Instruction
What follows is a listing. Return every line of it exactly.
===== Data lines =====
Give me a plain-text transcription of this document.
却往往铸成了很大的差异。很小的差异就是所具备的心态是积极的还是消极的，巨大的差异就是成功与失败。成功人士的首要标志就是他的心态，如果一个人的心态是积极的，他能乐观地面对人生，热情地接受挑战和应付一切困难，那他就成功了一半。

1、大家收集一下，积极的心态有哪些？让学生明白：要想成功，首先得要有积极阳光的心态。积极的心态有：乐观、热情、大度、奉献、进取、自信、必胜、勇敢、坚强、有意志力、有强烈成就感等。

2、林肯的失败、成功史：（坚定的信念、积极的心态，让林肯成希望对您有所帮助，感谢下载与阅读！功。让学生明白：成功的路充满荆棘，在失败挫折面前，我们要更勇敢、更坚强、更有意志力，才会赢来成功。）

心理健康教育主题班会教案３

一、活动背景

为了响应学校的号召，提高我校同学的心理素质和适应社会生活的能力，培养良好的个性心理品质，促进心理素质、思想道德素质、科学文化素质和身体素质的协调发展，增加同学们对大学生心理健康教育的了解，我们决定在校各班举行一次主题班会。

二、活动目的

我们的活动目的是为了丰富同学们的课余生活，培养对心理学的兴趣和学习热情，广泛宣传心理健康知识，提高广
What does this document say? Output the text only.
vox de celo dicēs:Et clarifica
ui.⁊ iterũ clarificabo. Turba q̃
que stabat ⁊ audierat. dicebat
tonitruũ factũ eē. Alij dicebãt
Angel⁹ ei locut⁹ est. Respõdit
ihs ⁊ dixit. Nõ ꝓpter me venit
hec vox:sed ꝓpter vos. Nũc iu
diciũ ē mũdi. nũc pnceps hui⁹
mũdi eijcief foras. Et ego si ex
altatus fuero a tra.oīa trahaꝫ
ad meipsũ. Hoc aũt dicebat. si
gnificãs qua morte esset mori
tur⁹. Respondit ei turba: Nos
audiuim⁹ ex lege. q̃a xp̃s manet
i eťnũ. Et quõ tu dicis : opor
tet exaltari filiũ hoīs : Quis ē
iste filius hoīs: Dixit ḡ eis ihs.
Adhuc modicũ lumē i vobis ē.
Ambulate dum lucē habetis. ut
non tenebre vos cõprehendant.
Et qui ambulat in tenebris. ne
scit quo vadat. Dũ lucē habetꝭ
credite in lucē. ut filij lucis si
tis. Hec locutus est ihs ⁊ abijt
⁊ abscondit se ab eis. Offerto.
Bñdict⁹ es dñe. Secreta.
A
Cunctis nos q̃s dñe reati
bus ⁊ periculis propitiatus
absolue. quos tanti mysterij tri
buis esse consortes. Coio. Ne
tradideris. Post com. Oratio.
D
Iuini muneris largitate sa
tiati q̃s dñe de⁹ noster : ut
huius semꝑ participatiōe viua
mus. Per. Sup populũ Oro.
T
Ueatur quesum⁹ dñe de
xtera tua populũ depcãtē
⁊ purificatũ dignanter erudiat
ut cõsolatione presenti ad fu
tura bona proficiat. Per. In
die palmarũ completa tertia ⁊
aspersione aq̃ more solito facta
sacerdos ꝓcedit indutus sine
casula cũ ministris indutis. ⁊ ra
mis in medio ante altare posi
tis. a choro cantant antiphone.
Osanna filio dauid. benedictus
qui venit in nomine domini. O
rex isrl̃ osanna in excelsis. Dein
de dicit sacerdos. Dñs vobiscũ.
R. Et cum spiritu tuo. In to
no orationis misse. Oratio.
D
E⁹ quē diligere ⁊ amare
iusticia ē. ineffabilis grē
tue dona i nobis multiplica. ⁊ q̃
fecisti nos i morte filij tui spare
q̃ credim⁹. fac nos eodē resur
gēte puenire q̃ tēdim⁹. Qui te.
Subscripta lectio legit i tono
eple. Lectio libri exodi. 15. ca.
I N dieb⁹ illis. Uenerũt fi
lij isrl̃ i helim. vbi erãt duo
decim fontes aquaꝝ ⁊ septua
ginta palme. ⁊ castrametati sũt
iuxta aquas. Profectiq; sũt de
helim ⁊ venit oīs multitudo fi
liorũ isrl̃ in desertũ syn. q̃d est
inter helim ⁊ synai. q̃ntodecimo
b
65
=====
The reply
Give me a plain-text transcription of this document.
却往往铸成了很大的差异。很小的差异就是所具备的心态是积极的还是消极的，巨大的差异就是成功与失败。成功人士的首要标志就是他的心态，如果一个人的心态是积极的，他能乐观地面对人生，热情地接受挑战和应付一切困难，那他就成功了一半。

1、大家收集一下，积极的心态有哪些？让学生明白：要想成功，首先得要有积极阳光的心态。积极的心态有：乐观、热情、大度、奉献、进取、自信、必胜、勇敢、坚强、有意志力、有强烈成就感等。

2、林肯的失败、成功史：（坚定的信念、积极的心态，让林肯成希望对您有所帮助，感谢下载与阅读！功。让学生明白：成功的路充满荆棘，在失败挫折面前，我们要更勇敢、更坚强、更有意志力，才会赢来成功。）

心理健康教育主题班会教案３

一、活动背景

为了响应学校的号召，提高我校同学的心理素质和适应社会生活的能力，培养良好的个性心理品质，促进心理素质、思想道德素质、科学文化素质和身体素质的协调发展，增加同学们对大学生心理健康教育的了解，我们决定在校各班举行一次主题班会。

二、活动目的

我们的活动目的是为了丰富同学们的课余生活，培养对心理学的兴趣和学习热情，广泛宣传心理健康知识，提高广
What does this document say? Output the text only.
vox de celo dicēs:Et clarifica
ui.⁊ iterũ clarificabo. Turba q̃
que stabat ⁊ audierat. dicebat
tonitruũ factũ eē. Alij dicebãt
Angel⁹ ei locut⁹ est. Respõdit
ihs ⁊ dixit. Nõ ꝓpter me venit
hec vox:sed ꝓpter vos. Nũc iu
diciũ ē mũdi. nũc pnceps hui⁹
mũdi eijcief foras. Et ego si ex
altatus fuero a tra.oīa trahaꝫ
ad meipsũ. Hoc aũt dicebat. si
gnificãs qua morte esset mori
tur⁹. Respondit ei turba: Nos
audiuim⁹ ex lege. q̃a xp̃s manet
i eťnũ. Et quõ tu dicis : opor
tet exaltari filiũ hoīs : Quis ē
iste filius hoīs: Dixit ḡ eis ihs.
Adhuc modicũ lumē i vobis ē.
Ambulate dum lucē habetis. ut
non tenebre vos cõprehendant.
Et qui ambulat in tenebris. ne
scit quo vadat. Dũ lucē habetꝭ
credite in lucē. ut filij lucis si
tis. Hec locutus est ihs ⁊ abijt
⁊ abscondit se ab eis. Offerto.
Bñdict⁹ es dñe. Secreta.
A
Cunctis nos q̃s dñe reati
bus ⁊ periculis propitiatus
absolue. quos tanti mysterij tri
buis esse consortes. Coio. Ne
tradideris. Post com. Oratio.
D
Iuini muneris largitate sa
tiati q̃s dñe de⁹ noster : ut
huius semꝑ participatiōe viua
mus. Per. Sup populũ Oro.
T
Ueatur quesum⁹ dñe de
xtera tua populũ depcãtē
⁊ purificatũ dignanter erudiat
ut cõsolatione presenti ad fu
tura bona proficiat. Per. In
die palmarũ completa tertia ⁊
aspersione aq̃ more solito facta
sacerdos ꝓcedit indutus sine
casula cũ ministris indutis. ⁊ ra
mis in medio ante altare posi
tis. a choro cantant antiphone.
Osanna filio dauid. benedictus
qui venit in nomine domini. O
rex isrl̃ osanna in excelsis. Dein
de dicit sacerdos. Dñs vobiscũ.
R. Et cum spiritu tuo. In to
no orationis misse. Oratio.
D
E⁹ quē diligere ⁊ amare
iusticia ē. ineffabilis grē
tue dona i nobis multiplica. ⁊ q̃
fecisti nos i morte filij tui spare
q̃ credim⁹. fac nos eodē resur
gēte puenire q̃ tēdim⁹. Qui te.
Subscripta lectio legit i tono
eple. Lectio libri exodi. 15. ca.
I N dieb⁹ illis. Uenerũt fi
lij isrl̃ i helim. vbi erãt duo
decim fontes aquaꝝ ⁊ septua
ginta palme. ⁊ castrametati sũt
iuxta aquas. Profectiq; sũt de
helim ⁊ venit oīs multitudo fi
liorũ isrl̃ in desertũ syn. q̃d est
inter helim ⁊ synai. q̃ntodecimo
b
65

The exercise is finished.